**Work required**
Gather up the lines with the word "scale" in them.

(Entries from a dataset)
+ + + + + + +

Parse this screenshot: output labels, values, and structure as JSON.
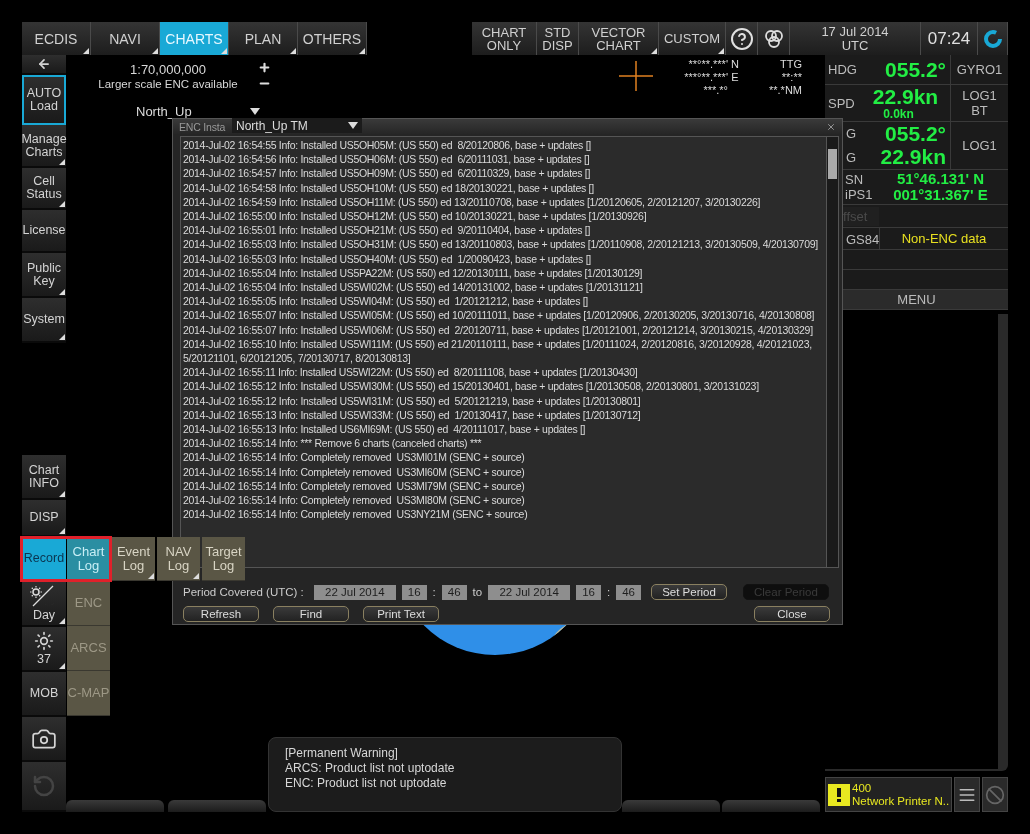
{
  "top_bar": {
    "tabs": [
      {
        "label": "ECDIS",
        "selected": false,
        "submenu": true
      },
      {
        "label": "NAVI",
        "selected": false,
        "submenu": true
      },
      {
        "label": "CHARTS",
        "selected": true,
        "submenu": true
      },
      {
        "label": "PLAN",
        "selected": false,
        "submenu": true
      },
      {
        "label": "OTHERS",
        "selected": false,
        "submenu": true
      }
    ],
    "display_buttons": [
      {
        "label": "CHART ONLY",
        "submenu": false
      },
      {
        "label": "STD DISP",
        "submenu": false
      },
      {
        "label": "VECTOR CHART",
        "submenu": true
      },
      {
        "label": "CUSTOM",
        "submenu": true
      }
    ],
    "date": "17 Jul 2014",
    "timezone": "UTC",
    "time": "07:24"
  },
  "sidebar": {
    "upper": [
      {
        "kind": "back",
        "selected": false,
        "outlined": false,
        "submenu": false
      },
      {
        "kind": "text",
        "label": "AUTO Load",
        "selected": false,
        "outlined": true,
        "submenu": false
      },
      {
        "kind": "text",
        "label": "Manage Charts",
        "selected": false,
        "outlined": false,
        "submenu": true
      },
      {
        "kind": "text",
        "label": "Cell Status",
        "selected": false,
        "outlined": false,
        "submenu": true
      },
      {
        "kind": "text",
        "label": "License",
        "selected": false,
        "outlined": false,
        "submenu": false
      },
      {
        "kind": "text",
        "label": "Public Key",
        "selected": false,
        "outlined": false,
        "submenu": true
      },
      {
        "kind": "text",
        "label": "System",
        "selected": false,
        "outlined": false,
        "submenu": true
      }
    ],
    "lower": [
      {
        "kind": "text",
        "label": "Chart INFO",
        "selected": false,
        "disabled": false,
        "submenu": true
      },
      {
        "kind": "text",
        "label": "DISP",
        "selected": false,
        "disabled": false,
        "submenu": true
      },
      {
        "kind": "text",
        "label": "Record",
        "selected": true,
        "disabled": false,
        "submenu": false
      },
      {
        "kind": "daynight",
        "label": "Day",
        "selected": false,
        "disabled": false,
        "submenu": true
      },
      {
        "kind": "brightness",
        "label": "37",
        "selected": false,
        "disabled": false,
        "submenu": true
      },
      {
        "kind": "text",
        "label": "MOB",
        "selected": false,
        "disabled": false,
        "submenu": false
      },
      {
        "kind": "camera",
        "selected": false,
        "disabled": false,
        "submenu": false
      },
      {
        "kind": "undo",
        "selected": false,
        "disabled": true,
        "submenu": false
      }
    ]
  },
  "record_menu": {
    "marked": true,
    "logs": [
      {
        "label": "Chart Log",
        "selected": true,
        "submenu": false
      },
      {
        "label": "Event Log",
        "selected": false,
        "submenu": true
      },
      {
        "label": "NAV Log",
        "selected": false,
        "submenu": true
      },
      {
        "label": "Target Log",
        "selected": false,
        "submenu": false
      }
    ],
    "sources": [
      {
        "label": "ENC"
      },
      {
        "label": "ARCS"
      },
      {
        "label": "C-MAP"
      }
    ]
  },
  "chart": {
    "scale": "1:70,000,000",
    "scale_note": "Larger scale ENC available",
    "orientation": "North_Up",
    "motion_mode": "North_Up TM",
    "cursor": [
      {
        "position": "**°**.***'",
        "hemisphere": "N",
        "value": "TTG"
      },
      {
        "position": "***°**.***'",
        "hemisphere": "E",
        "value": "**:**"
      },
      {
        "position": "***.*°",
        "value": "**.*NM"
      }
    ]
  },
  "dialog": {
    "title": "ENC Insta",
    "entries": [
      "2014-Jul-02 16:54:55 Info: Installed US5OH05M: (US 550) ed  8/20120806, base + updates []",
      "2014-Jul-02 16:54:56 Info: Installed US5OH06M: (US 550) ed  6/20111031, base + updates []",
      "2014-Jul-02 16:54:57 Info: Installed US5OH09M: (US 550) ed  6/20110329, base + updates []",
      "2014-Jul-02 16:54:58 Info: Installed US5OH10M: (US 550) ed 18/20130221, base + updates []",
      "2014-Jul-02 16:54:59 Info: Installed US5OH11M: (US 550) ed 13/20110708, base + updates [1/20120605, 2/20121207, 3/20130226]",
      "2014-Jul-02 16:55:00 Info: Installed US5OH12M: (US 550) ed 10/20130221, base + updates [1/20130926]",
      "2014-Jul-02 16:55:01 Info: Installed US5OH21M: (US 550) ed  9/20110404, base + updates []",
      "2014-Jul-02 16:55:03 Info: Installed US5OH31M: (US 550) ed 13/20110803, base + updates [1/20110908, 2/20121213, 3/20130509, 4/20130709]",
      "2014-Jul-02 16:55:03 Info: Installed US5OH40M: (US 550) ed  1/20090423, base + updates []",
      "2014-Jul-02 16:55:04 Info: Installed US5PA22M: (US 550) ed 12/20130111, base + updates [1/20130129]",
      "2014-Jul-02 16:55:04 Info: Installed US5WI02M: (US 550) ed 14/20131002, base + updates [1/20131121]",
      "2014-Jul-02 16:55:05 Info: Installed US5WI04M: (US 550) ed  1/20121212, base + updates []",
      "2014-Jul-02 16:55:07 Info: Installed US5WI05M: (US 550) ed 10/20111011, base + updates [1/20120906, 2/20130205, 3/20130716, 4/20130808]",
      "2014-Jul-02 16:55:07 Info: Installed US5WI06M: (US 550) ed  2/20120711, base + updates [1/20121001, 2/20121214, 3/20130215, 4/20130329]",
      "2014-Jul-02 16:55:10 Info: Installed US5WI11M: (US 550) ed 21/20110111, base + updates [1/20111024, 2/20120816, 3/20120928, 4/20121023, 5/20121101, 6/20121205, 7/20130717, 8/20130813]",
      "2014-Jul-02 16:55:11 Info: Installed US5WI22M: (US 550) ed  8/20111108, base + updates [1/20130430]",
      "2014-Jul-02 16:55:12 Info: Installed US5WI30M: (US 550) ed 15/20130401, base + updates [1/20130508, 2/20130801, 3/20131023]",
      "2014-Jul-02 16:55:12 Info: Installed US5WI31M: (US 550) ed  5/20121219, base + updates [1/20130801]",
      "2014-Jul-02 16:55:13 Info: Installed US5WI33M: (US 550) ed  1/20130417, base + updates [1/20130712]",
      "2014-Jul-02 16:55:13 Info: Installed US6MI69M: (US 550) ed  4/20111017, base + updates []",
      "2014-Jul-02 16:55:14 Info: *** Remove 6 charts (canceled charts) ***",
      "2014-Jul-02 16:55:14 Info: Completely removed  US3MI01M (SENC + source)",
      "2014-Jul-02 16:55:14 Info: Completely removed  US3MI60M (SENC + source)",
      "2014-Jul-02 16:55:14 Info: Completely removed  US3MI79M (SENC + source)",
      "2014-Jul-02 16:55:14 Info: Completely removed  US3MI80M (SENC + source)",
      "2014-Jul-02 16:55:14 Info: Completely removed  US3NY21M (SENC + source)"
    ],
    "period_label": "Period Covered (UTC) :",
    "from_date": "22 Jul 2014",
    "from_hour": "16",
    "from_separator": ":",
    "from_minute": "46",
    "to_label": "to",
    "to_date": "22 Jul 2014",
    "to_hour": "16",
    "to_separator": ":",
    "to_minute": "46",
    "period_buttons": [
      {
        "label": "Set Period",
        "disabled": false
      },
      {
        "label": "Clear Period",
        "disabled": true
      }
    ],
    "actions": [
      "Refresh",
      "Find",
      "Print Text"
    ],
    "close": "Close"
  },
  "nav_panel": {
    "heading": {
      "label": "HDG",
      "value": "055.2°",
      "source": "GYRO1"
    },
    "speed": {
      "label": "SPD",
      "value": "22.9kn",
      "sub_value": "0.0kn",
      "source": [
        "LOG1",
        "BT"
      ]
    },
    "course": {
      "label": "G",
      "value": "055.2°"
    },
    "ground_speed": {
      "label": "G",
      "value": "22.9kn"
    },
    "ground_source": "LOG1",
    "position": {
      "labels": [
        "SN",
        "iPS1"
      ],
      "latitude": "51°46.131' N",
      "longitude": "001°31.367' E"
    },
    "offset": "ffset",
    "datum": "GS84",
    "data_status": "Non-ENC data",
    "menu": "MENU"
  },
  "warning": {
    "title": "[Permanent Warning]",
    "lines": [
      "ARCS: Product list not uptodate",
      "ENC: Product list not uptodate"
    ]
  },
  "alert": {
    "code": "400",
    "message": "Network Printer N.."
  }
}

+ + + + + + +

**The answer**
    "scale": "1:70,000,000",
    "scale_note": "Larger scale ENC available",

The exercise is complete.